* _YOUR GOAL_: Return each line of the listing below, unchanged, and omit the images.

* _DATA TO USE_:
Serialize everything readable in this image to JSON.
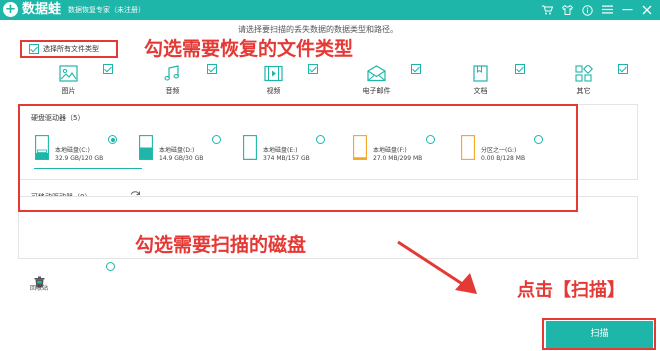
{
  "titlebar": {
    "logo_mark": "+",
    "app_name": "数据蛙",
    "app_subtitle": "数据恢复专家（未注册）",
    "icons": [
      "cart-icon",
      "shirt-icon",
      "info-icon",
      "menu-icon",
      "minimize-icon",
      "close-icon"
    ]
  },
  "subtitle": "请选择要扫描的丢失数据的数据类型和路径。",
  "select_all": {
    "label": "选择所有文件类型",
    "checked": true
  },
  "file_types": [
    {
      "key": "image",
      "label": "图片",
      "icon": "image-icon",
      "checked": true
    },
    {
      "key": "audio",
      "label": "音频",
      "icon": "music-icon",
      "checked": true
    },
    {
      "key": "video",
      "label": "视频",
      "icon": "video-icon",
      "checked": true
    },
    {
      "key": "email",
      "label": "电子邮件",
      "icon": "mail-icon",
      "checked": true
    },
    {
      "key": "document",
      "label": "文档",
      "icon": "document-icon",
      "checked": true
    },
    {
      "key": "other",
      "label": "其它",
      "icon": "grid-icon",
      "checked": true
    }
  ],
  "hard_drives": {
    "title": "硬盘驱动器（5）",
    "drives": [
      {
        "name": "本地磁盘(C:)",
        "size": "32.9 GB/120 GB",
        "selected": true,
        "fill": 0.27,
        "color": "#1db6a8"
      },
      {
        "name": "本地磁盘(D:)",
        "size": "14.9 GB/30 GB",
        "selected": false,
        "fill": 0.5,
        "color": "#1db6a8"
      },
      {
        "name": "本地磁盘(E:)",
        "size": "374 MB/157 GB",
        "selected": false,
        "fill": 0.02,
        "color": "#1db6a8"
      },
      {
        "name": "本地磁盘(F:)",
        "size": "27.0 MB/299 MB",
        "selected": false,
        "fill": 0.09,
        "color": "#f5a623"
      },
      {
        "name": "分区之一(G:)",
        "size": "0.00 B/128 MB",
        "selected": false,
        "fill": 0.0,
        "color": "#f5a623"
      }
    ]
  },
  "removable": {
    "title": "可移动驱动器（0）"
  },
  "recycle_bin": {
    "label": "回收站"
  },
  "scan_button": "扫描",
  "annotations": {
    "select_types": "勾选需要恢复的文件类型",
    "select_disk": "勾选需要扫描的磁盘",
    "click_scan": "点击【扫描】"
  },
  "colors": {
    "accent": "#1db6a8",
    "annotation": "#e53935",
    "drive_warn": "#f5a623"
  }
}
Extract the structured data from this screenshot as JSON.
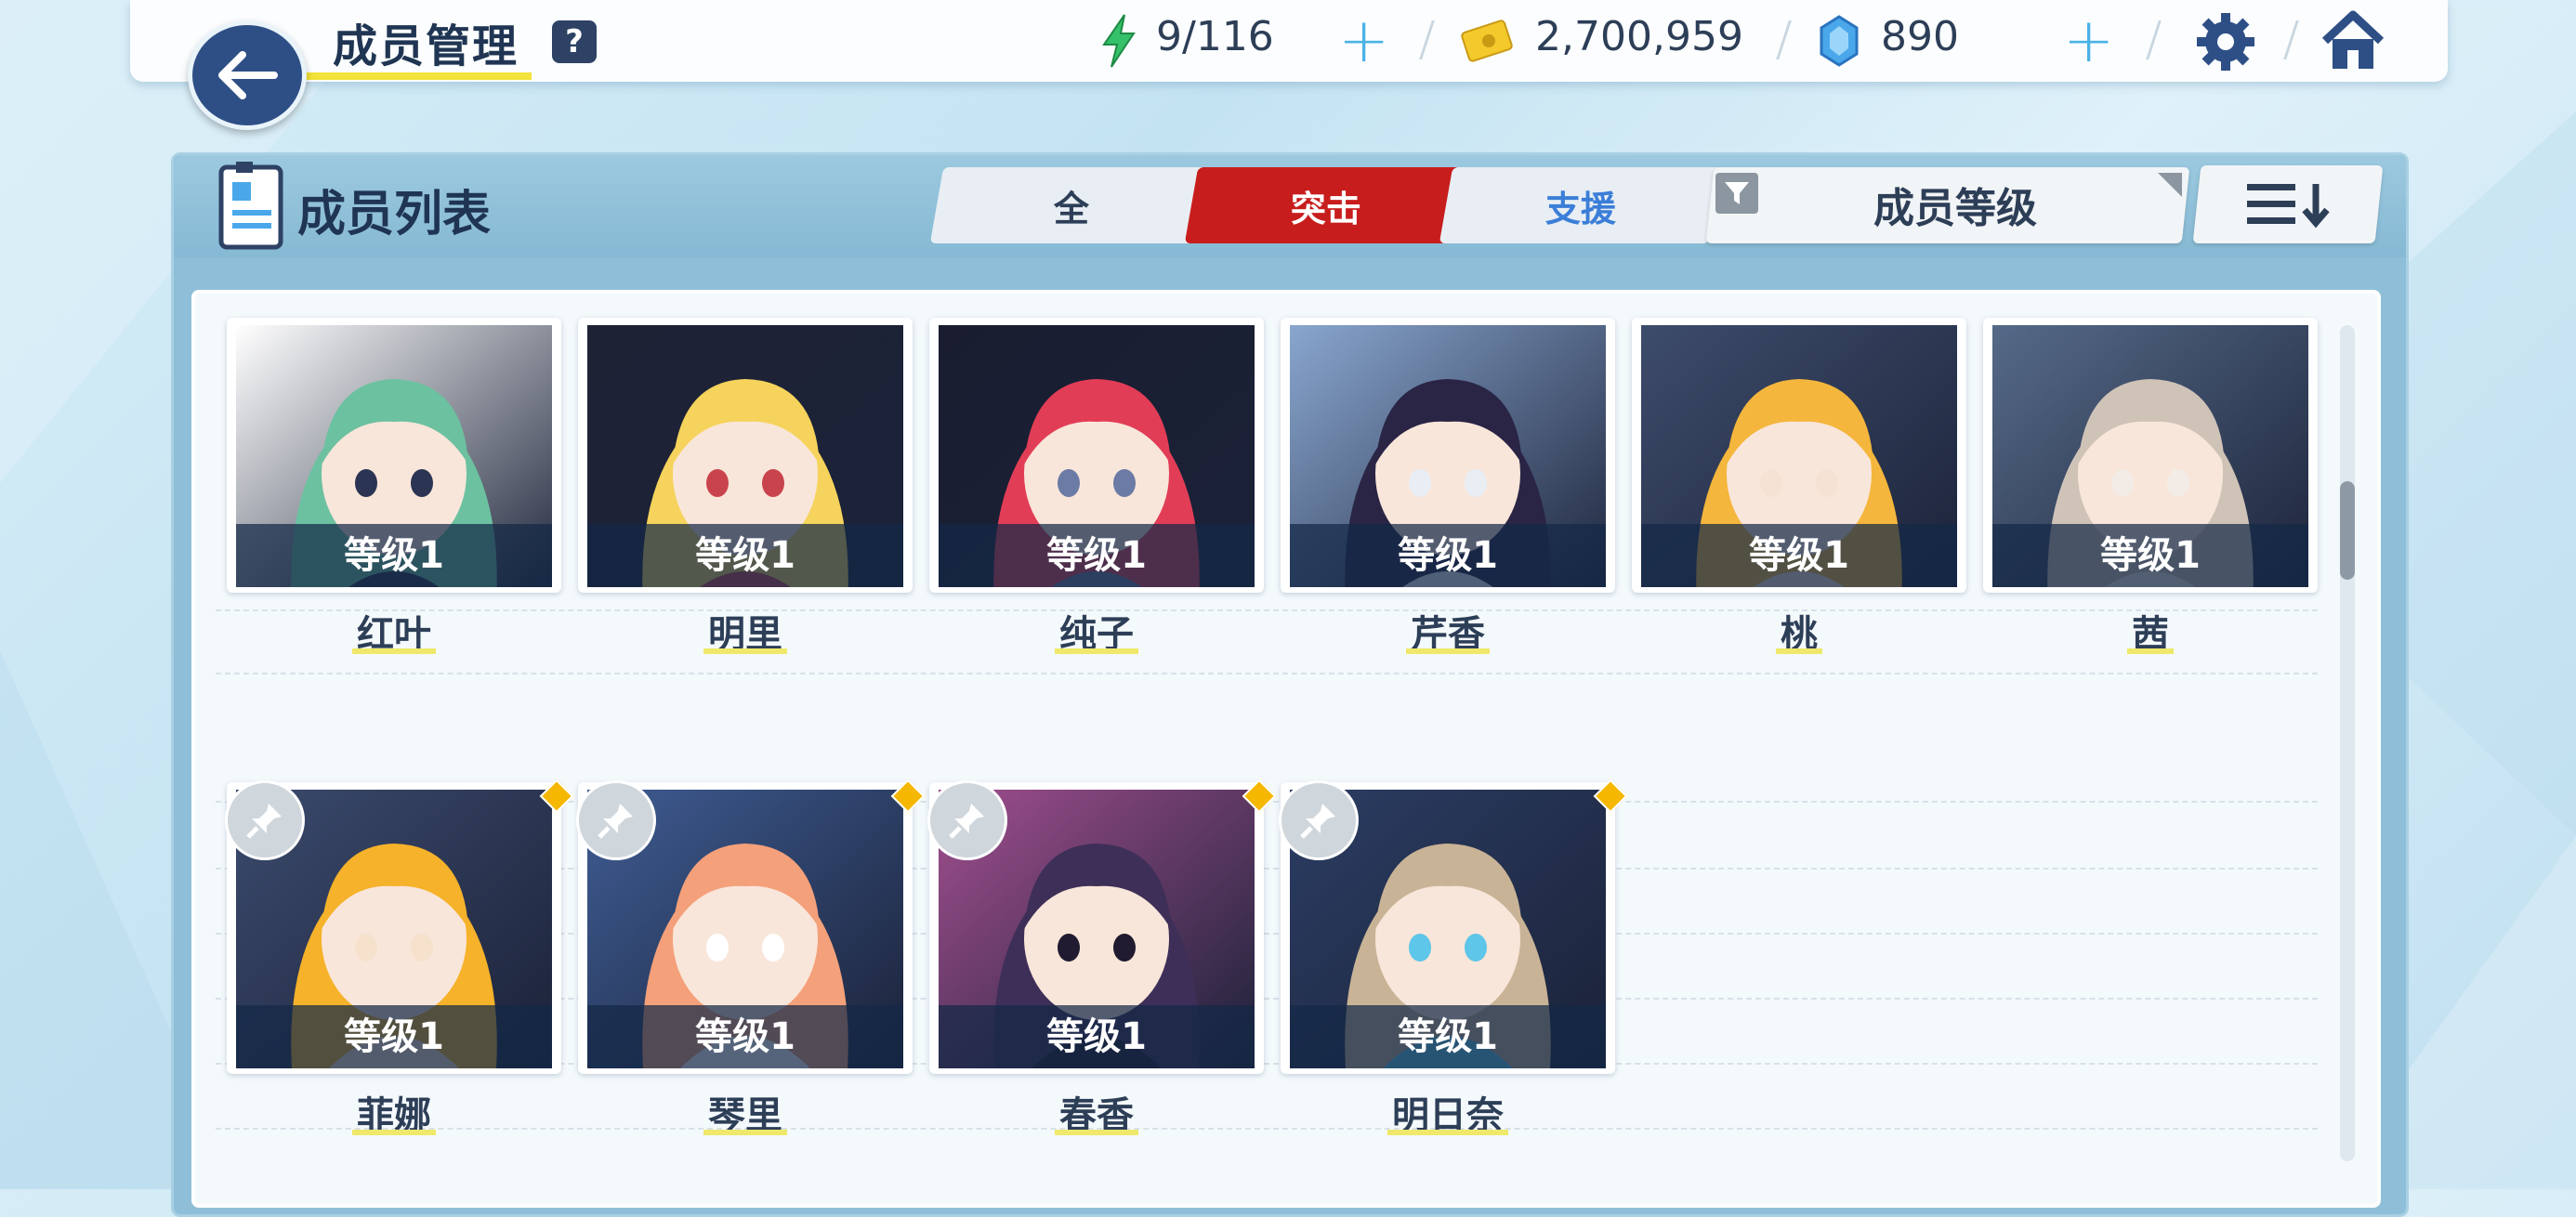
{
  "header": {
    "title": "成员管理",
    "help_label": "?",
    "ap": "9/116",
    "credits": "2,700,959",
    "gems": "890"
  },
  "panel": {
    "list_title": "成员列表",
    "tabs": [
      {
        "label": "全",
        "active": false
      },
      {
        "label": "突击",
        "active": true
      },
      {
        "label": "支援",
        "active": false
      }
    ],
    "filter_label": "成员等级"
  },
  "members": [
    {
      "name": "红叶",
      "level": "等级1",
      "pinned": false,
      "palette": [
        "#6cc1a0",
        "#ffffff",
        "#2b3452"
      ]
    },
    {
      "name": "明里",
      "level": "等级1",
      "pinned": false,
      "palette": [
        "#f5d35c",
        "#1e2235",
        "#c9434d"
      ]
    },
    {
      "name": "纯子",
      "level": "等级1",
      "pinned": false,
      "palette": [
        "#e23d57",
        "#1a1d30",
        "#6b7ba6"
      ]
    },
    {
      "name": "芹香",
      "level": "等级1",
      "pinned": false,
      "palette": [
        "#2a2545",
        "#89a6cf",
        "#e9eef5"
      ]
    },
    {
      "name": "桃",
      "level": "等级1",
      "pinned": false,
      "palette": [
        "#f4b63c",
        "#3d4c6b",
        "#f5e2d4"
      ]
    },
    {
      "name": "茜",
      "level": "等级1",
      "pinned": false,
      "palette": [
        "#cfc3b8",
        "#556a88",
        "#f3ece6"
      ]
    },
    {
      "name": "菲娜",
      "level": "等级1",
      "pinned": true,
      "palette": [
        "#f5b22a",
        "#3b4a6d",
        "#f6e1cd"
      ]
    },
    {
      "name": "琴里",
      "level": "等级1",
      "pinned": true,
      "palette": [
        "#f4a07a",
        "#3e5c93",
        "#ffffff"
      ]
    },
    {
      "name": "春香",
      "level": "等级1",
      "pinned": true,
      "palette": [
        "#3e2f58",
        "#a04e8e",
        "#201b30"
      ]
    },
    {
      "name": "明日奈",
      "level": "等级1",
      "pinned": true,
      "palette": [
        "#c9b396",
        "#2b3d63",
        "#5ec6e8"
      ]
    }
  ],
  "colors": {
    "accent_red": "#c81d1d",
    "accent_blue": "#3b7ed8",
    "navy": "#2e4f86",
    "plus_blue": "#4ab2e6",
    "badge_yellow": "#f5b700"
  },
  "icons": {
    "back": "arrow-left-icon",
    "help": "question-icon",
    "ap": "lightning-icon",
    "credits": "credit-card-icon",
    "gems": "crystal-icon",
    "settings": "gear-icon",
    "home": "home-icon",
    "list": "member-list-icon",
    "filter": "funnel-icon",
    "sort": "sort-descending-icon",
    "pin": "pin-icon"
  }
}
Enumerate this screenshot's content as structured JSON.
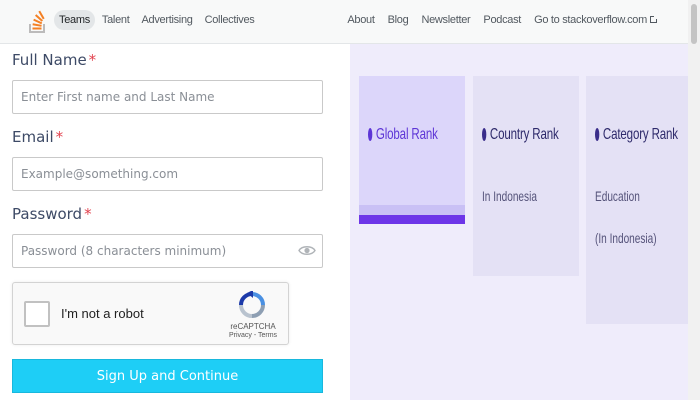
{
  "nav": {
    "left": [
      "Teams",
      "Talent",
      "Advertising",
      "Collectives"
    ],
    "right": [
      "About",
      "Blog",
      "Newsletter",
      "Podcast",
      "Go to stackoverflow.com"
    ]
  },
  "form": {
    "full_name": {
      "label": "Full Name",
      "required": "*",
      "placeholder": "Enter First name and Last Name"
    },
    "email": {
      "label": "Email",
      "required": "*",
      "placeholder": "Example@something.com"
    },
    "password": {
      "label": "Password",
      "required": "*",
      "placeholder": "Password (8 characters minimum)"
    },
    "recaptcha": {
      "text": "I'm not a robot",
      "brand": "reCAPTCHA",
      "links": "Privacy - Terms"
    },
    "submit_label": "Sign Up and Continue"
  },
  "panel": {
    "cards": [
      {
        "title": "Global Rank",
        "sub": []
      },
      {
        "title": "Country Rank",
        "sub": [
          "In Indonesia"
        ]
      },
      {
        "title": "Category Rank",
        "sub": [
          "Education",
          "(In Indonesia)"
        ]
      }
    ]
  },
  "colors": {
    "accent": "#1ecef6",
    "required": "#e2414d",
    "panel_bg": "#efecfb",
    "rank_purple": "#6d35e8"
  },
  "icons": [
    "stackoverflow-logo",
    "external-link-icon",
    "eye-icon",
    "recaptcha-logo-icon",
    "rank-dot-icon"
  ]
}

* _WRITTEN REPLY_:
Serialize everything readable in this image to JSON.
{
  "titlebar": {
    "logo_mark": "+",
    "app_name": "数据蛙",
    "app_subtitle": "数据恢复专家（未注册）",
    "icons": [
      "cart-icon",
      "shirt-icon",
      "info-icon",
      "menu-icon",
      "minimize-icon",
      "close-icon"
    ]
  },
  "subtitle": "请选择要扫描的丢失数据的数据类型和路径。",
  "select_all": {
    "label": "选择所有文件类型",
    "checked": true
  },
  "file_types": [
    {
      "key": "image",
      "label": "图片",
      "icon": "image-icon",
      "checked": true
    },
    {
      "key": "audio",
      "label": "音频",
      "icon": "music-icon",
      "checked": true
    },
    {
      "key": "video",
      "label": "视频",
      "icon": "video-icon",
      "checked": true
    },
    {
      "key": "email",
      "label": "电子邮件",
      "icon": "mail-icon",
      "checked": true
    },
    {
      "key": "document",
      "label": "文档",
      "icon": "document-icon",
      "checked": true
    },
    {
      "key": "other",
      "label": "其它",
      "icon": "grid-icon",
      "checked": true
    }
  ],
  "hard_drives": {
    "title": "硬盘驱动器（5）",
    "drives": [
      {
        "name": "本地磁盘(C:)",
        "size": "32.9 GB/120 GB",
        "selected": true,
        "fill": 0.27,
        "color": "#1db6a8"
      },
      {
        "name": "本地磁盘(D:)",
        "size": "14.9 GB/30 GB",
        "selected": false,
        "fill": 0.5,
        "color": "#1db6a8"
      },
      {
        "name": "本地磁盘(E:)",
        "size": "374 MB/157 GB",
        "selected": false,
        "fill": 0.02,
        "color": "#1db6a8"
      },
      {
        "name": "本地磁盘(F:)",
        "size": "27.0 MB/299 MB",
        "selected": false,
        "fill": 0.09,
        "color": "#f5a623"
      },
      {
        "name": "分区之一(G:)",
        "size": "0.00 B/128 MB",
        "selected": false,
        "fill": 0.0,
        "color": "#f5a623"
      }
    ]
  },
  "removable": {
    "title": "可移动驱动器（0）"
  },
  "recycle_bin": {
    "label": "回收站"
  },
  "scan_button": "扫描",
  "annotations": {
    "select_types": "勾选需要恢复的文件类型",
    "select_disk": "勾选需要扫描的磁盘",
    "click_scan": "点击【扫描】"
  },
  "colors": {
    "accent": "#1db6a8",
    "annotation": "#e53935",
    "drive_warn": "#f5a623"
  }
}
Extract the structured data from this screenshot as JSON.
{
  "header": {
    "title": "成员管理",
    "help_label": "?",
    "ap": "9/116",
    "credits": "2,700,959",
    "gems": "890"
  },
  "panel": {
    "list_title": "成员列表",
    "tabs": [
      {
        "label": "全",
        "active": false
      },
      {
        "label": "突击",
        "active": true
      },
      {
        "label": "支援",
        "active": false
      }
    ],
    "filter_label": "成员等级"
  },
  "members": [
    {
      "name": "红叶",
      "level": "等级1",
      "pinned": false,
      "palette": [
        "#6cc1a0",
        "#ffffff",
        "#2b3452"
      ]
    },
    {
      "name": "明里",
      "level": "等级1",
      "pinned": false,
      "palette": [
        "#f5d35c",
        "#1e2235",
        "#c9434d"
      ]
    },
    {
      "name": "纯子",
      "level": "等级1",
      "pinned": false,
      "palette": [
        "#e23d57",
        "#1a1d30",
        "#6b7ba6"
      ]
    },
    {
      "name": "芹香",
      "level": "等级1",
      "pinned": false,
      "palette": [
        "#2a2545",
        "#89a6cf",
        "#e9eef5"
      ]
    },
    {
      "name": "桃",
      "level": "等级1",
      "pinned": false,
      "palette": [
        "#f4b63c",
        "#3d4c6b",
        "#f5e2d4"
      ]
    },
    {
      "name": "茜",
      "level": "等级1",
      "pinned": false,
      "palette": [
        "#cfc3b8",
        "#556a88",
        "#f3ece6"
      ]
    },
    {
      "name": "菲娜",
      "level": "等级1",
      "pinned": true,
      "palette": [
        "#f5b22a",
        "#3b4a6d",
        "#f6e1cd"
      ]
    },
    {
      "name": "琴里",
      "level": "等级1",
      "pinned": true,
      "palette": [
        "#f4a07a",
        "#3e5c93",
        "#ffffff"
      ]
    },
    {
      "name": "春香",
      "level": "等级1",
      "pinned": true,
      "palette": [
        "#3e2f58",
        "#a04e8e",
        "#201b30"
      ]
    },
    {
      "name": "明日奈",
      "level": "等级1",
      "pinned": true,
      "palette": [
        "#c9b396",
        "#2b3d63",
        "#5ec6e8"
      ]
    }
  ],
  "colors": {
    "accent_red": "#c81d1d",
    "accent_blue": "#3b7ed8",
    "navy": "#2e4f86",
    "plus_blue": "#4ab2e6",
    "badge_yellow": "#f5b700"
  },
  "icons": {
    "back": "arrow-left-icon",
    "help": "question-icon",
    "ap": "lightning-icon",
    "credits": "credit-card-icon",
    "gems": "crystal-icon",
    "settings": "gear-icon",
    "home": "home-icon",
    "list": "member-list-icon",
    "filter": "funnel-icon",
    "sort": "sort-descending-icon",
    "pin": "pin-icon"
  }
}
Enumerate this screenshot's content as structured JSON.
{
  "nav": {
    "left": [
      "Teams",
      "Talent",
      "Advertising",
      "Collectives"
    ],
    "right": [
      "About",
      "Blog",
      "Newsletter",
      "Podcast",
      "Go to stackoverflow.com"
    ]
  },
  "form": {
    "full_name": {
      "label": "Full Name",
      "required": "*",
      "placeholder": "Enter First name and Last Name"
    },
    "email": {
      "label": "Email",
      "required": "*",
      "placeholder": "Example@something.com"
    },
    "password": {
      "label": "Password",
      "required": "*",
      "placeholder": "Password (8 characters minimum)"
    },
    "recaptcha": {
      "text": "I'm not a robot",
      "brand": "reCAPTCHA",
      "links": "Privacy - Terms"
    },
    "submit_label": "Sign Up and Continue"
  },
  "panel": {
    "cards": [
      {
        "title": "Global Rank",
        "sub": []
      },
      {
        "title": "Country Rank",
        "sub": [
          "In Indonesia"
        ]
      },
      {
        "title": "Category Rank",
        "sub": [
          "Education",
          "(In Indonesia)"
        ]
      }
    ]
  },
  "colors": {
    "accent": "#1ecef6",
    "required": "#e2414d",
    "panel_bg": "#efecfb",
    "rank_purple": "#6d35e8"
  },
  "icons": [
    "stackoverflow-logo",
    "external-link-icon",
    "eye-icon",
    "recaptcha-logo-icon",
    "rank-dot-icon"
  ]
}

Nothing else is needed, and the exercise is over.